[WORK TO BE COMPLETED]: Copy the lines word for word, from the first one through the line that contains "- cell-value-label: 0.22: [213, 177, 244, 193]".

[EXCERPTED DATA]:
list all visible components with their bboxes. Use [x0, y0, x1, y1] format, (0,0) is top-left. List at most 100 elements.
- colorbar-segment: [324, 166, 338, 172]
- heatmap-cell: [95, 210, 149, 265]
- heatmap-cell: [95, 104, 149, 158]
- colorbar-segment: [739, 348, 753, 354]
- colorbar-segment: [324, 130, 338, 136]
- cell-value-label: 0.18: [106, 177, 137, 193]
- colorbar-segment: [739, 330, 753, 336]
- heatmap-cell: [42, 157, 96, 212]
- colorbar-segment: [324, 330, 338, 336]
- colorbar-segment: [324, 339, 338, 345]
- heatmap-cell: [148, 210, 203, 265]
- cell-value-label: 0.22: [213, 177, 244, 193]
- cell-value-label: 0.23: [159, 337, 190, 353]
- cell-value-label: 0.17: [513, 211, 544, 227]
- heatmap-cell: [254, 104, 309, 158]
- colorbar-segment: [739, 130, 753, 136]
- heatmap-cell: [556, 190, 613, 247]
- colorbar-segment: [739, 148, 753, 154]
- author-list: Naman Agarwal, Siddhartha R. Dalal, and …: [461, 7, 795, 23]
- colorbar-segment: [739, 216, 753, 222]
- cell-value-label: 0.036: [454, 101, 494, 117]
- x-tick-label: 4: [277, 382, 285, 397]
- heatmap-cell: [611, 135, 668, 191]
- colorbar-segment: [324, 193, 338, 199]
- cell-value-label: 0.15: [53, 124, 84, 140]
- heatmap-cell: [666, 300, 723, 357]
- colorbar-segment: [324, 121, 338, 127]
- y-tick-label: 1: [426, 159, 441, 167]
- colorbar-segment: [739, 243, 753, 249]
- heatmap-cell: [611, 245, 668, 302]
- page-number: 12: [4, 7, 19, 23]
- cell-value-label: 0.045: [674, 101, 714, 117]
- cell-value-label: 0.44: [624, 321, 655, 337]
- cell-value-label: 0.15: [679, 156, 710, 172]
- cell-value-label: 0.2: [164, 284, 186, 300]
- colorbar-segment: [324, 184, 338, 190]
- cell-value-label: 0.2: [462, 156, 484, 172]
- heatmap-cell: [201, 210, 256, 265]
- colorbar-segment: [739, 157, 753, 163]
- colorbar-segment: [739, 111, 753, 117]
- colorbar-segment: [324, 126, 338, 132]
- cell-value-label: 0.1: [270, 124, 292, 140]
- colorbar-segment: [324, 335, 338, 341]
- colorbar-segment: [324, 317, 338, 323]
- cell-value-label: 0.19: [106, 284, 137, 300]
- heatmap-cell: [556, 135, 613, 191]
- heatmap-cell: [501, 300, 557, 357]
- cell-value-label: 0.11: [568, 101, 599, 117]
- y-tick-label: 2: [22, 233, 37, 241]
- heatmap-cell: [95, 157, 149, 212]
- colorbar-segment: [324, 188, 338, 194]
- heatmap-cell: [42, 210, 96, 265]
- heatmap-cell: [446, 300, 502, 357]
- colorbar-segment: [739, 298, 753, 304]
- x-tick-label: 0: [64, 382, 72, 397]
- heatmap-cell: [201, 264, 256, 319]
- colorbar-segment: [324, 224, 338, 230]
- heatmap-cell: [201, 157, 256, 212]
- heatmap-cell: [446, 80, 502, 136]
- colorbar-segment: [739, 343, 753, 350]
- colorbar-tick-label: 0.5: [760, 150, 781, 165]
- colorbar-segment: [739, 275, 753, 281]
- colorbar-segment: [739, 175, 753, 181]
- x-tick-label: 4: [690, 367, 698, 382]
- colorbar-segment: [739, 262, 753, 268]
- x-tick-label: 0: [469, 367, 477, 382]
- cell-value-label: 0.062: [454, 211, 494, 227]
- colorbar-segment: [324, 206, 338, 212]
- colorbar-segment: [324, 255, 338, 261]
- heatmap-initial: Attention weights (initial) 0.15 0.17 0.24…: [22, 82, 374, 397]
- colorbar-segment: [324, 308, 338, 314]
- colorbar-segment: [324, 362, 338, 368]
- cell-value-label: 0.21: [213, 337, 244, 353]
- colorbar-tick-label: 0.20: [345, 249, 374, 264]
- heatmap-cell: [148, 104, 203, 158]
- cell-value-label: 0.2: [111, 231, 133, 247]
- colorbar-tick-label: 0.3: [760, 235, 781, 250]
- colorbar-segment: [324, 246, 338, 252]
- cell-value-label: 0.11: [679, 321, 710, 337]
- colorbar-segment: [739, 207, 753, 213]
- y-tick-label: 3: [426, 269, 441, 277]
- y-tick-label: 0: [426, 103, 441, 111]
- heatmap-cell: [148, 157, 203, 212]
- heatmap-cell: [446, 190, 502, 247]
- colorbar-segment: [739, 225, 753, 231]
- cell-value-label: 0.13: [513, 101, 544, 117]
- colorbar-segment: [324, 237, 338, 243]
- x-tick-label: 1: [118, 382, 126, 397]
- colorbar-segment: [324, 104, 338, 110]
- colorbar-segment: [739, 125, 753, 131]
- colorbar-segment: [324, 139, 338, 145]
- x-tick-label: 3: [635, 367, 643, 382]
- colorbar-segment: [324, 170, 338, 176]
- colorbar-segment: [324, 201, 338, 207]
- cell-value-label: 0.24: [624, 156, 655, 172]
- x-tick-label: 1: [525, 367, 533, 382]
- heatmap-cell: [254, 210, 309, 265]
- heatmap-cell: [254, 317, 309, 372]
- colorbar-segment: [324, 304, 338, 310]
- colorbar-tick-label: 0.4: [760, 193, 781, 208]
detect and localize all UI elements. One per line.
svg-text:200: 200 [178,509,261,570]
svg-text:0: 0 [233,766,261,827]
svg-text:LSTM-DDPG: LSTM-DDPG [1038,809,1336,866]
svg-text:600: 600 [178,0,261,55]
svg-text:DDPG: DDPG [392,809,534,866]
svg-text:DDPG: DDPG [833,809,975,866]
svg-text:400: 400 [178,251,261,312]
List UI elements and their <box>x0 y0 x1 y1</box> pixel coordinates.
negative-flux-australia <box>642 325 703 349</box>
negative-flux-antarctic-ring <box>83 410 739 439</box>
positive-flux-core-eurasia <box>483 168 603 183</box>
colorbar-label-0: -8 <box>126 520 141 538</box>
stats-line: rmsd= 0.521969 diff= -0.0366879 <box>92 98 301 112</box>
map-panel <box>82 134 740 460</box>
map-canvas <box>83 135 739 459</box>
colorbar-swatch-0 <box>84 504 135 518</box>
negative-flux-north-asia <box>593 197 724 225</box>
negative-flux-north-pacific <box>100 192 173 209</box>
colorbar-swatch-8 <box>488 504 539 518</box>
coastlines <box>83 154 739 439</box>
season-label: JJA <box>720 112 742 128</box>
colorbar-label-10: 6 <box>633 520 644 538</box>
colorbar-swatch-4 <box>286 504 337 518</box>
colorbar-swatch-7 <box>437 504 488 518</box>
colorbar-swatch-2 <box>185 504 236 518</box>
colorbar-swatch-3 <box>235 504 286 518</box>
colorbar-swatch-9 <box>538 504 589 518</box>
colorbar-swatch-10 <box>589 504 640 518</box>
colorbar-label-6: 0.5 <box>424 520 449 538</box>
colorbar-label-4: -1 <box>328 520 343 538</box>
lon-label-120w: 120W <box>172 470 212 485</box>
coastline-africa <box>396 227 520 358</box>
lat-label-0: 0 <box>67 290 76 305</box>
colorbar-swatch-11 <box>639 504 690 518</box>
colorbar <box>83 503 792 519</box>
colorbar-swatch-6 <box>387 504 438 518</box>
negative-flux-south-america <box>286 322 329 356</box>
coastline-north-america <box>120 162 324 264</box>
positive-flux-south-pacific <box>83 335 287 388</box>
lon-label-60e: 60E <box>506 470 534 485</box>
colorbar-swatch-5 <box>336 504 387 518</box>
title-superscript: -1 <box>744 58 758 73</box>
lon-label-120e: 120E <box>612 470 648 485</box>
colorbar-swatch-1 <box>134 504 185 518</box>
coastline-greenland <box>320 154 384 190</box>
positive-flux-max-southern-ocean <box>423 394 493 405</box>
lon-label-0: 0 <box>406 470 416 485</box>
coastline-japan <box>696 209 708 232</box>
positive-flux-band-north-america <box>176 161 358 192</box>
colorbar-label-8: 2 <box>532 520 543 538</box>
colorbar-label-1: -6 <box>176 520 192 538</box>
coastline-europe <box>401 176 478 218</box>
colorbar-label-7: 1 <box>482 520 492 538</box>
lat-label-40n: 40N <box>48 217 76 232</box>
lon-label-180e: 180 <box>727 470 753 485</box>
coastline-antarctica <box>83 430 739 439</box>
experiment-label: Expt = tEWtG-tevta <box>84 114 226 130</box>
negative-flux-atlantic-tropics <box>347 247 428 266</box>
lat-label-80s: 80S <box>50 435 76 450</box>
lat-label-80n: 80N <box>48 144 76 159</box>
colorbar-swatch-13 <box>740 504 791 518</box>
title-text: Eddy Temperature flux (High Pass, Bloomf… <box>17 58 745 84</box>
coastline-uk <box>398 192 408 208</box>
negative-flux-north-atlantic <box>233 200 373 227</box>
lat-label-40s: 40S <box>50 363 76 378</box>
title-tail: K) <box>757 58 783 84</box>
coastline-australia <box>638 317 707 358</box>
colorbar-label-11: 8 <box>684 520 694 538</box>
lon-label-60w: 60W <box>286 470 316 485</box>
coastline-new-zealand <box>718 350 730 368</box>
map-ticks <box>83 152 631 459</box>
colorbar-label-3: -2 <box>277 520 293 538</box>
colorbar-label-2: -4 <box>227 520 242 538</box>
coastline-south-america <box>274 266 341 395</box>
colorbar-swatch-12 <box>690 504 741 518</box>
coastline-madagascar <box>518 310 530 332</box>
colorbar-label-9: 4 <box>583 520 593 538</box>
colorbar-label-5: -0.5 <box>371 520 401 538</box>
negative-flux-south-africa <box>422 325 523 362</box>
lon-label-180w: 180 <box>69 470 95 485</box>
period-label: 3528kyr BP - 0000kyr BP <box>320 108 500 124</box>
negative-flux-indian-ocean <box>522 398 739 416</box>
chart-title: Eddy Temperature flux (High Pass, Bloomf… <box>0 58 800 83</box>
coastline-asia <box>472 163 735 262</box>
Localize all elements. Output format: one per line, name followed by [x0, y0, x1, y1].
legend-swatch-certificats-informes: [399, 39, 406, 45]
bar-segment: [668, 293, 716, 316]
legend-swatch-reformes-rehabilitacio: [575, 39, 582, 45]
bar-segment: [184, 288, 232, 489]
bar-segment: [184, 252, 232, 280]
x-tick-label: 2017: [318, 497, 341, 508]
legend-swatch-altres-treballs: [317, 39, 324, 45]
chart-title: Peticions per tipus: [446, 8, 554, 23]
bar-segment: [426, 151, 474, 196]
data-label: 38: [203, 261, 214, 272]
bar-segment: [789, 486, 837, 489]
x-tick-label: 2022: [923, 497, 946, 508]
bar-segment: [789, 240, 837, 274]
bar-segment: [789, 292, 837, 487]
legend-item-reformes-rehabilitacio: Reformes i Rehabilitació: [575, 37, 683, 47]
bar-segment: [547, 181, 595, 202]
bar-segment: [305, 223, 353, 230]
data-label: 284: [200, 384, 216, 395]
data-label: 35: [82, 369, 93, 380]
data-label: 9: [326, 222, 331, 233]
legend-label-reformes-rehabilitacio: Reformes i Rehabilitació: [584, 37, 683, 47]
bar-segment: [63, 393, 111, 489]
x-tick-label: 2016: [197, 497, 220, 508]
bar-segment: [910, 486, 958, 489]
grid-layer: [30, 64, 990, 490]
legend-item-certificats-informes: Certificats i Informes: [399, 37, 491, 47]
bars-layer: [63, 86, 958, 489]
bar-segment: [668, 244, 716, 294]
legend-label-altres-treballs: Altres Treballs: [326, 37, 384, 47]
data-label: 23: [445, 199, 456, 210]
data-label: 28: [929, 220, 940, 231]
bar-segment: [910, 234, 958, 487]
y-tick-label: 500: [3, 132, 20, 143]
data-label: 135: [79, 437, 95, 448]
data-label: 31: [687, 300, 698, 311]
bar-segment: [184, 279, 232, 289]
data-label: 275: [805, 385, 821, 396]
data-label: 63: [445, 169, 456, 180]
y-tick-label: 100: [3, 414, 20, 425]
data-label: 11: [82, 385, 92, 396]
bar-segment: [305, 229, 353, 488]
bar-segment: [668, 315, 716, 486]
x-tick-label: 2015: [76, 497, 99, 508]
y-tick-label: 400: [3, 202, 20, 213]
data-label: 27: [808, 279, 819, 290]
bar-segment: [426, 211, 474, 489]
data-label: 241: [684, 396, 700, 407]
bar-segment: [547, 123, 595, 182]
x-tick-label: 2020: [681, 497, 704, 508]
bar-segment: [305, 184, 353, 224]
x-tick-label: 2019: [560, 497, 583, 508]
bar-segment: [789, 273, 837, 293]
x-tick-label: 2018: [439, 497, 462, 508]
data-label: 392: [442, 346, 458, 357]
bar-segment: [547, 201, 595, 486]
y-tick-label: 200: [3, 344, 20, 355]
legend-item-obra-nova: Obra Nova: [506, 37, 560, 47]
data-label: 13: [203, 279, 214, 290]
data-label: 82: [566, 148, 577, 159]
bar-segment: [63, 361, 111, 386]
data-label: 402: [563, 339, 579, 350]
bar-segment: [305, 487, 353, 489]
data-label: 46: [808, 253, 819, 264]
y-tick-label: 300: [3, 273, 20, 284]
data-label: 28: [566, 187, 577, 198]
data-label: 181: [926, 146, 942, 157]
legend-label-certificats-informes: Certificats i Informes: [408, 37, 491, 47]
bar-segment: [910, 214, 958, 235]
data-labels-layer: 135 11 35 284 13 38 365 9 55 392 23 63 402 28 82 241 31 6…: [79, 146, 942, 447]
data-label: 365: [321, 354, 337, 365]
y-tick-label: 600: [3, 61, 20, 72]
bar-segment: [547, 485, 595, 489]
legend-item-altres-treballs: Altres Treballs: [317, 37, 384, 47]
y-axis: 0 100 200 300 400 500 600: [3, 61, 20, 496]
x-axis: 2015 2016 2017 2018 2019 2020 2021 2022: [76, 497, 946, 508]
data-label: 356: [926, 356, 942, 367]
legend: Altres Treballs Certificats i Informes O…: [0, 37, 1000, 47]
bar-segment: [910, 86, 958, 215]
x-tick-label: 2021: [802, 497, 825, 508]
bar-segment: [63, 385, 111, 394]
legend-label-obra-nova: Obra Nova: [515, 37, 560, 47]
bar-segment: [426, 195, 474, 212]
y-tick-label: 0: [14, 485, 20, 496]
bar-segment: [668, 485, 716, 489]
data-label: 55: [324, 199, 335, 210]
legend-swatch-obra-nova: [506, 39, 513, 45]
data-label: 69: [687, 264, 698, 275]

[TASK ANSWER]:
list all visible components with their bboxes. Use [x0, y0, x1, y1] format, (0,0) is top-left. List at most 100 elements.
- colorbar-segment: [324, 166, 338, 172]
- heatmap-cell: [95, 210, 149, 265]
- heatmap-cell: [95, 104, 149, 158]
- colorbar-segment: [739, 348, 753, 354]
- colorbar-segment: [324, 130, 338, 136]
- cell-value-label: 0.18: [106, 177, 137, 193]
- colorbar-segment: [739, 330, 753, 336]
- heatmap-cell: [42, 157, 96, 212]
- colorbar-segment: [324, 330, 338, 336]
- colorbar-segment: [324, 339, 338, 345]
- heatmap-cell: [148, 210, 203, 265]
- cell-value-label: 0.22: [213, 177, 244, 193]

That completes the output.